▶ [DATA SHOWN]
···

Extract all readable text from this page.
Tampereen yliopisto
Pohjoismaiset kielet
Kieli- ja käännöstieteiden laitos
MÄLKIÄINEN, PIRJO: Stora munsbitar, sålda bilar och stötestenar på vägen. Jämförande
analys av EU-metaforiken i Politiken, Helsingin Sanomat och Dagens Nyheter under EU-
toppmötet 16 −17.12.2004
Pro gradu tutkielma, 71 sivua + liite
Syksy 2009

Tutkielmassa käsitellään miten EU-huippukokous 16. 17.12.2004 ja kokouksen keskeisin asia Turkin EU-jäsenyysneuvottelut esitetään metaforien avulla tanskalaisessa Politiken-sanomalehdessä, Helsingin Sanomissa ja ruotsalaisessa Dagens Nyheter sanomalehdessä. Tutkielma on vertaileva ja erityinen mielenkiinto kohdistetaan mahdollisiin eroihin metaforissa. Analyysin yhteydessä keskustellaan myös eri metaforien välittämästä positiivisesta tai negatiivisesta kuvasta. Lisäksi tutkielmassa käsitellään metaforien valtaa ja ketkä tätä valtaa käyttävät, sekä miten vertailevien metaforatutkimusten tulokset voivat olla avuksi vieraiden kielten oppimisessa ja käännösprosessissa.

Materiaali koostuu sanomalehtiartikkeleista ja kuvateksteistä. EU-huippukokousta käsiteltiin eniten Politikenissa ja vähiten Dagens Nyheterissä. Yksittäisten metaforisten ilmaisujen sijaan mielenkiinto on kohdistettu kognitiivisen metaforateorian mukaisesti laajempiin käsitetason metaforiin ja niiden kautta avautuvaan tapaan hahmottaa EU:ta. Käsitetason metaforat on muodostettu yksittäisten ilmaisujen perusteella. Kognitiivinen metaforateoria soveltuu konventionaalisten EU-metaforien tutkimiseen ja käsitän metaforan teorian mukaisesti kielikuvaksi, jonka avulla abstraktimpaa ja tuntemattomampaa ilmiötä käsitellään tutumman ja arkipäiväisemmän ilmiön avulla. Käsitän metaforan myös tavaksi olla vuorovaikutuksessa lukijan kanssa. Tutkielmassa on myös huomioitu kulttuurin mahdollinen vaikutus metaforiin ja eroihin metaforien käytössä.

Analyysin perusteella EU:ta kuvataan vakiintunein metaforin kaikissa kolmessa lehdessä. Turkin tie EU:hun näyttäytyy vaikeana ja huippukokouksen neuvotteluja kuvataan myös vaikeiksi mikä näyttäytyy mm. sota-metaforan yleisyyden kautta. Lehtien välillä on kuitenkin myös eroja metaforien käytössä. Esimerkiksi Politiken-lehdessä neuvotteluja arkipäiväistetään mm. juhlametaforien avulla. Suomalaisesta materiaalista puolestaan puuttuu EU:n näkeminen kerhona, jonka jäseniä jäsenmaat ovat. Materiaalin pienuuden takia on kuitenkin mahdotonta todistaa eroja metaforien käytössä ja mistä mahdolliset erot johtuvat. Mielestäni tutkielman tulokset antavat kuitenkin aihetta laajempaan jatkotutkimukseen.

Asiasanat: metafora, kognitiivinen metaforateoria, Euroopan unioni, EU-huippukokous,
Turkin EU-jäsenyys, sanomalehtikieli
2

···

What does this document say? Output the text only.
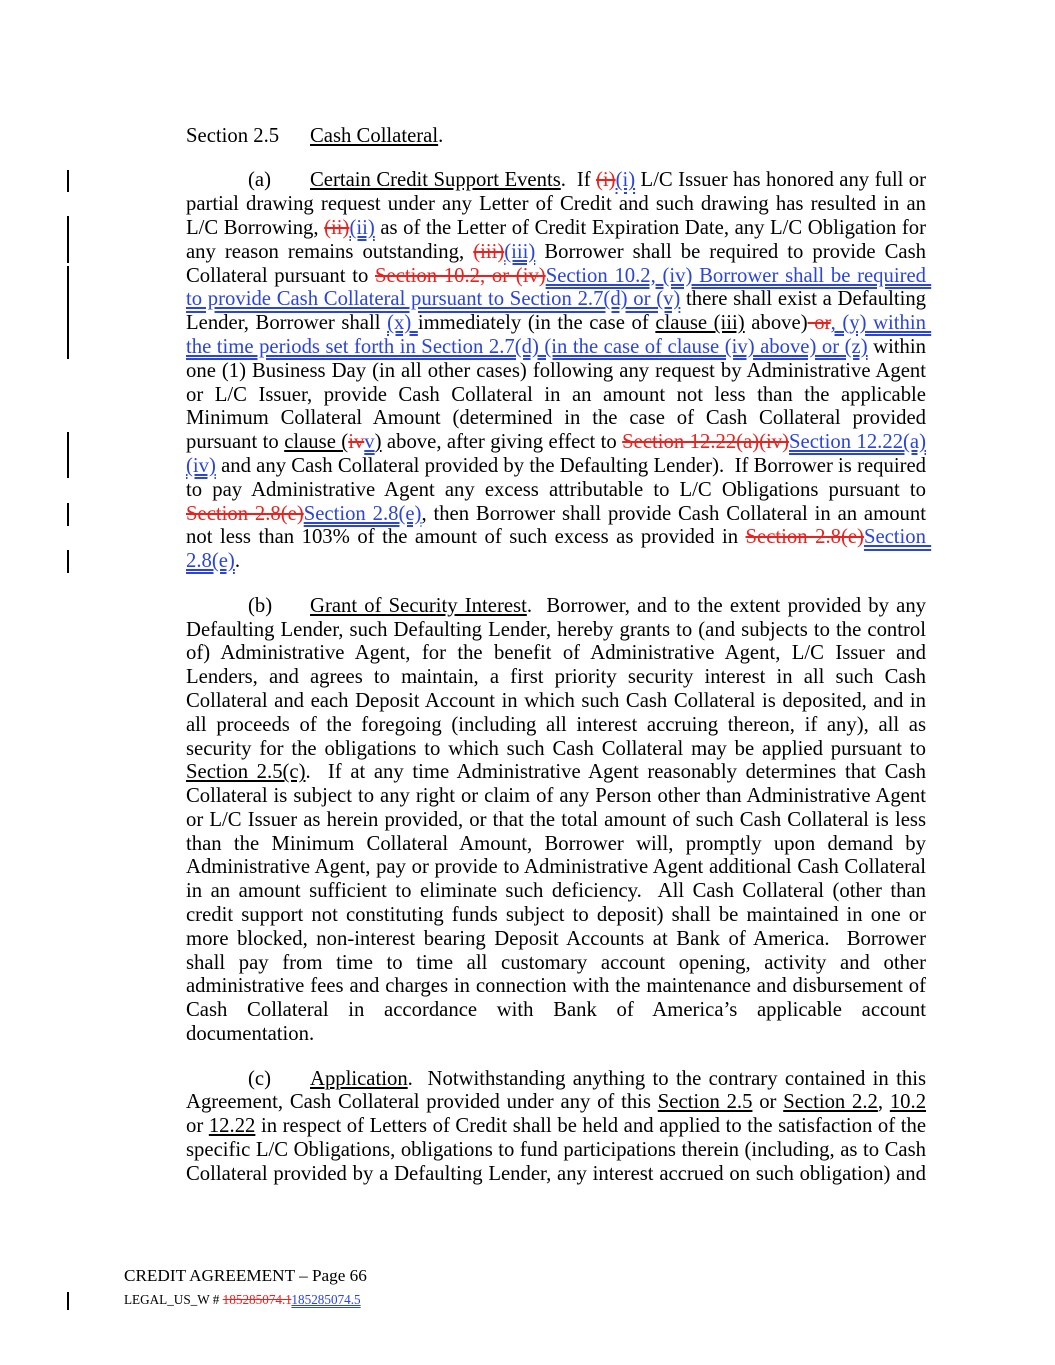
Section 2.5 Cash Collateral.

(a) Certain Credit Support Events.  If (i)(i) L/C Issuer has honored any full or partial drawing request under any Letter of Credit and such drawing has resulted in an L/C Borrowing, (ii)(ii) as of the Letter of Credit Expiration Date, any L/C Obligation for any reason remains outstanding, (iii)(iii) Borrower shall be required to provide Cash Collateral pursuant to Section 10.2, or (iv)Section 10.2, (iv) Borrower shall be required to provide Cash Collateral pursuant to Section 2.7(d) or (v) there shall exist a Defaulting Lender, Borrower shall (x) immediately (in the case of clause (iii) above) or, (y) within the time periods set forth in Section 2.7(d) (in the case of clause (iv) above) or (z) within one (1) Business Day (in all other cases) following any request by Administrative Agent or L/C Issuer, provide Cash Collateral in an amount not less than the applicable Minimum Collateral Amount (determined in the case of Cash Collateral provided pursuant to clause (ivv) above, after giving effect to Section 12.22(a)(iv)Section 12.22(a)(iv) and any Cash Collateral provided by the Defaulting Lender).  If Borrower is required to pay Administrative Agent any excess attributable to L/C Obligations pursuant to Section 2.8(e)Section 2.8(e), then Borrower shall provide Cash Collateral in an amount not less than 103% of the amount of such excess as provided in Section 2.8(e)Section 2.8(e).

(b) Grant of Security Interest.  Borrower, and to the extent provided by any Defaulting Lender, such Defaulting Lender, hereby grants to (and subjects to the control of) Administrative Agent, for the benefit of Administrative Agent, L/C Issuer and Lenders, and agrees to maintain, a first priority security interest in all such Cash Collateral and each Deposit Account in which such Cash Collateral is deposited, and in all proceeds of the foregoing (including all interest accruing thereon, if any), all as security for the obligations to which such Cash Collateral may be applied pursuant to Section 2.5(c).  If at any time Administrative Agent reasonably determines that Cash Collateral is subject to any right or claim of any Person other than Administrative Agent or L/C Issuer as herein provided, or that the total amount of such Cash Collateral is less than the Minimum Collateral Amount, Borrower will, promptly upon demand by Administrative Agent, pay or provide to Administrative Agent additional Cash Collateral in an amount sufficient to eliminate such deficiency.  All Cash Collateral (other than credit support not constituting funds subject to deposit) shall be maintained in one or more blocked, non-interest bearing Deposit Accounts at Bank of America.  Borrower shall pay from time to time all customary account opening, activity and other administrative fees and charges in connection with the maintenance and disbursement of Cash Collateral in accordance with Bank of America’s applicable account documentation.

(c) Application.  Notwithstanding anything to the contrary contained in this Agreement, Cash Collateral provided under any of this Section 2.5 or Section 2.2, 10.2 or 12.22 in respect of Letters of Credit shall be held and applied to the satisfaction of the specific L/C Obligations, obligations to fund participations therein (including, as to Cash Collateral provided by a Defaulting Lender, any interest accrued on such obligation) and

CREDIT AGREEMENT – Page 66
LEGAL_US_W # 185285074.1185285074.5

···

▶ [SHORT EXERCISE] Look through the listing and extract every line with "metaforan" in it.

▶ [EXERCISE SOLUTION]
Materiaali koostuu sanomalehtiartikkeleista ja kuvateksteistä. EU-huippukokousta käsiteltiin eniten Politikenissa ja vähiten Dagens Nyheterissä. Yksittäisten metaforisten ilmaisujen sijaan mielenkiinto on kohdistettu kognitiivisen metaforateorian mukaisesti laajempiin käsitetason metaforiin ja niiden kautta avautuvaan tapaan hahmottaa EU:ta. Käsitetason metaforat on muodostettu yksittäisten ilmaisujen perusteella. Kognitiivinen metaforateoria soveltuu konventionaalisten EU-metaforien tutkimiseen ja käsitän metaforan teorian mukaisesti kielikuvaksi, jonka avulla abstraktimpaa ja tuntemattomampaa ilmiötä käsitellään tutumman ja arkipäiväisemmän ilmiön avulla. Käsitän metaforan myös tavaksi olla vuorovaikutuksessa lukijan kanssa. Tutkielmassa on myös huomioitu kulttuurin mahdollinen vaikutus metaforiin ja eroihin metaforien käytössä.
Analyysin perusteella EU:ta kuvataan vakiintunein metaforin kaikissa kolmessa lehdessä. Turkin tie EU:hun näyttäytyy vaikeana ja huippukokouksen neuvotteluja kuvataan myös vaikeiksi mikä näyttäytyy mm. sota-metaforan yleisyyden kautta. Lehtien välillä on kuitenkin myös eroja metaforien käytössä. Esimerkiksi Politiken-lehdessä neuvotteluja arkipäiväistetään mm. juhlametaforien avulla. Suomalaisesta materiaalista puolestaan puuttuu EU:n näkeminen kerhona, jonka jäseniä jäsenmaat ovat. Materiaalin pienuuden takia on kuitenkin mahdotonta todistaa eroja metaforien käytössä ja mistä mahdolliset erot johtuvat. Mielestäni tutkielman tulokset antavat kuitenkin aihetta laajempaan jatkotutkimukseen.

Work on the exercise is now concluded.